• **Written exercise**: Copy the material that follows word for word and omit its pictures.

(Data tied to figure images)
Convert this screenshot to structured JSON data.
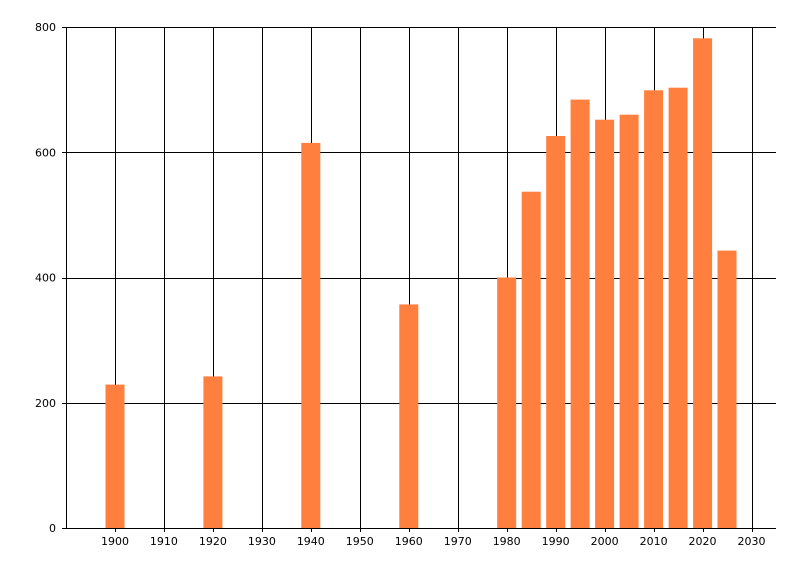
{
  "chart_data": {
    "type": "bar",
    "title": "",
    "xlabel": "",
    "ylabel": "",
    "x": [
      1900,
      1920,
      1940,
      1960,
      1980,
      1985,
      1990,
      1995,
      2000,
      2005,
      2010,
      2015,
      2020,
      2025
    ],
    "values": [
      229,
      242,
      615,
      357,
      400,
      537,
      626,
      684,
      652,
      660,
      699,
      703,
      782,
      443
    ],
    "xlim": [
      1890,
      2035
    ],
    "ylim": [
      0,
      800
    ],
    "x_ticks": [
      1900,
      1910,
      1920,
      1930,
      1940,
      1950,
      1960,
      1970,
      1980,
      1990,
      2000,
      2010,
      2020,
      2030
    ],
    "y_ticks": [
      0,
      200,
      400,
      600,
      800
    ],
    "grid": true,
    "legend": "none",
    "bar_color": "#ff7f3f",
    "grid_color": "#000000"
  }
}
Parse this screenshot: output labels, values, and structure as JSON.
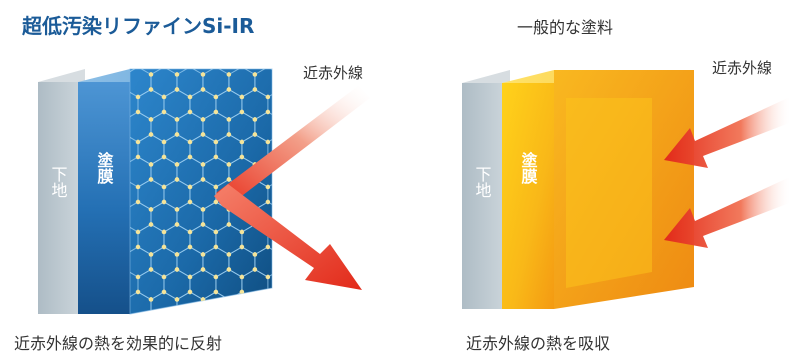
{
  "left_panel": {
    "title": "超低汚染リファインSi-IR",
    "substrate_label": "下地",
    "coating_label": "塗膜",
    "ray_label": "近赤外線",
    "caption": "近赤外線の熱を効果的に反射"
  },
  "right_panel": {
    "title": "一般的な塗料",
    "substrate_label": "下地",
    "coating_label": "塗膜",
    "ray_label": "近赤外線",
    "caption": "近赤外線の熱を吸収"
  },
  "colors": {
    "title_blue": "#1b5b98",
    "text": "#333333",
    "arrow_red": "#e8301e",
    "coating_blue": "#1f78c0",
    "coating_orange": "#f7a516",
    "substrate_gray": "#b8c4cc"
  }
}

• **Result of the task**:
Convert this screenshot to structured JSON data.
{
  "chart_data": {
    "type": "bar",
    "title": "",
    "xlabel": "",
    "ylabel": "",
    "x": [
      1900,
      1920,
      1940,
      1960,
      1980,
      1985,
      1990,
      1995,
      2000,
      2005,
      2010,
      2015,
      2020,
      2025
    ],
    "values": [
      229,
      242,
      615,
      357,
      400,
      537,
      626,
      684,
      652,
      660,
      699,
      703,
      782,
      443
    ],
    "xlim": [
      1890,
      2035
    ],
    "ylim": [
      0,
      800
    ],
    "x_ticks": [
      1900,
      1910,
      1920,
      1930,
      1940,
      1950,
      1960,
      1970,
      1980,
      1990,
      2000,
      2010,
      2020,
      2030
    ],
    "y_ticks": [
      0,
      200,
      400,
      600,
      800
    ],
    "grid": true,
    "legend": "none",
    "bar_color": "#ff7f3f",
    "grid_color": "#000000"
  }
}
Parse this screenshot: output labels, values, and structure as JSON.
{
  "left_panel": {
    "title": "超低汚染リファインSi-IR",
    "substrate_label": "下地",
    "coating_label": "塗膜",
    "ray_label": "近赤外線",
    "caption": "近赤外線の熱を効果的に反射"
  },
  "right_panel": {
    "title": "一般的な塗料",
    "substrate_label": "下地",
    "coating_label": "塗膜",
    "ray_label": "近赤外線",
    "caption": "近赤外線の熱を吸収"
  },
  "colors": {
    "title_blue": "#1b5b98",
    "text": "#333333",
    "arrow_red": "#e8301e",
    "coating_blue": "#1f78c0",
    "coating_orange": "#f7a516",
    "substrate_gray": "#b8c4cc"
  }
}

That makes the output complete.